--- start of MATERIAL SHOWN ---
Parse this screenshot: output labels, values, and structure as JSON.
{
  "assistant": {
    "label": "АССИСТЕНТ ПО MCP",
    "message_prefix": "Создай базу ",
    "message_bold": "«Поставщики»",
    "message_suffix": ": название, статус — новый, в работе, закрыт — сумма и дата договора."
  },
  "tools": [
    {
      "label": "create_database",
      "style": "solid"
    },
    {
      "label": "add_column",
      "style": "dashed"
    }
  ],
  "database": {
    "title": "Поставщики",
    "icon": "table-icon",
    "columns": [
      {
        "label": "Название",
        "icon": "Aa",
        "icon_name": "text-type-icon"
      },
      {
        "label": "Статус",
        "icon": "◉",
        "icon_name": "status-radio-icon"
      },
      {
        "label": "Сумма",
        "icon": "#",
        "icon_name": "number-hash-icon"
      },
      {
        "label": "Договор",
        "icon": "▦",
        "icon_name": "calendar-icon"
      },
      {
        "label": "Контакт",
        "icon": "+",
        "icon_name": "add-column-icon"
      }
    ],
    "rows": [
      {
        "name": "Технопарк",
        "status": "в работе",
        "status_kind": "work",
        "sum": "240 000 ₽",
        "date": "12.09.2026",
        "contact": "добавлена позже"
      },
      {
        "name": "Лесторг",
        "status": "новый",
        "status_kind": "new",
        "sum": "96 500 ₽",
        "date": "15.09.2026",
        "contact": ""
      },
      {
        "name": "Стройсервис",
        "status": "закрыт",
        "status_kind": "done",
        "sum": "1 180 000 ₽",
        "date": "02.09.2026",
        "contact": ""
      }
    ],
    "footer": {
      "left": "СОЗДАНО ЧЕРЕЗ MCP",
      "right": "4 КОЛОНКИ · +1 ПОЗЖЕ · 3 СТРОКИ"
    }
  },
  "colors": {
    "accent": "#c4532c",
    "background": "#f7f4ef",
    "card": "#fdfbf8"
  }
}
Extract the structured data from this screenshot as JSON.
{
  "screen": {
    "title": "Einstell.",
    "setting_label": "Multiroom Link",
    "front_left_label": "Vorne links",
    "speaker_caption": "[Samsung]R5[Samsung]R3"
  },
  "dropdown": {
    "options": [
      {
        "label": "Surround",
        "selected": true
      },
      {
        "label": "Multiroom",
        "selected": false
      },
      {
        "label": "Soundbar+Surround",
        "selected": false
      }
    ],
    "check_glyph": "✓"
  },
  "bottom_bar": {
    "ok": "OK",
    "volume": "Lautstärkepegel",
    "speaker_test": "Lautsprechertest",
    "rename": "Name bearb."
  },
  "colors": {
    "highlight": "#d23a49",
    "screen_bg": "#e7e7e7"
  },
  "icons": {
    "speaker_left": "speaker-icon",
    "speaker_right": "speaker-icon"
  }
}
--- end of MATERIAL SHOWN ---
#### DIRECTIONS
Reproduce the listing shown above in its entirety, exactly.

#### IN RESPONSE
Parse this screenshot: output labels, values, and structure as JSON.
{
  "assistant": {
    "label": "АССИСТЕНТ ПО MCP",
    "message_prefix": "Создай базу ",
    "message_bold": "«Поставщики»",
    "message_suffix": ": название, статус — новый, в работе, закрыт — сумма и дата договора."
  },
  "tools": [
    {
      "label": "create_database",
      "style": "solid"
    },
    {
      "label": "add_column",
      "style": "dashed"
    }
  ],
  "database": {
    "title": "Поставщики",
    "icon": "table-icon",
    "columns": [
      {
        "label": "Название",
        "icon": "Aa",
        "icon_name": "text-type-icon"
      },
      {
        "label": "Статус",
        "icon": "◉",
        "icon_name": "status-radio-icon"
      },
      {
        "label": "Сумма",
        "icon": "#",
        "icon_name": "number-hash-icon"
      },
      {
        "label": "Договор",
        "icon": "▦",
        "icon_name": "calendar-icon"
      },
      {
        "label": "Контакт",
        "icon": "+",
        "icon_name": "add-column-icon"
      }
    ],
    "rows": [
      {
        "name": "Технопарк",
        "status": "в работе",
        "status_kind": "work",
        "sum": "240 000 ₽",
        "date": "12.09.2026",
        "contact": "добавлена позже"
      },
      {
        "name": "Лесторг",
        "status": "новый",
        "status_kind": "new",
        "sum": "96 500 ₽",
        "date": "15.09.2026",
        "contact": ""
      },
      {
        "name": "Стройсервис",
        "status": "закрыт",
        "status_kind": "done",
        "sum": "1 180 000 ₽",
        "date": "02.09.2026",
        "contact": ""
      }
    ],
    "footer": {
      "left": "СОЗДАНО ЧЕРЕЗ MCP",
      "right": "4 КОЛОНКИ · +1 ПОЗЖЕ · 3 СТРОКИ"
    }
  },
  "colors": {
    "accent": "#c4532c",
    "background": "#f7f4ef",
    "card": "#fdfbf8"
  }
}
Extract the structured data from this screenshot as JSON.
{
  "screen": {
    "title": "Einstell.",
    "setting_label": "Multiroom Link",
    "front_left_label": "Vorne links",
    "speaker_caption": "[Samsung]R5[Samsung]R3"
  },
  "dropdown": {
    "options": [
      {
        "label": "Surround",
        "selected": true
      },
      {
        "label": "Multiroom",
        "selected": false
      },
      {
        "label": "Soundbar+Surround",
        "selected": false
      }
    ],
    "check_glyph": "✓"
  },
  "bottom_bar": {
    "ok": "OK",
    "volume": "Lautstärkepegel",
    "speaker_test": "Lautsprechertest",
    "rename": "Name bearb."
  },
  "colors": {
    "highlight": "#d23a49",
    "screen_bg": "#e7e7e7"
  },
  "icons": {
    "speaker_left": "speaker-icon",
    "speaker_right": "speaker-icon"
  }
}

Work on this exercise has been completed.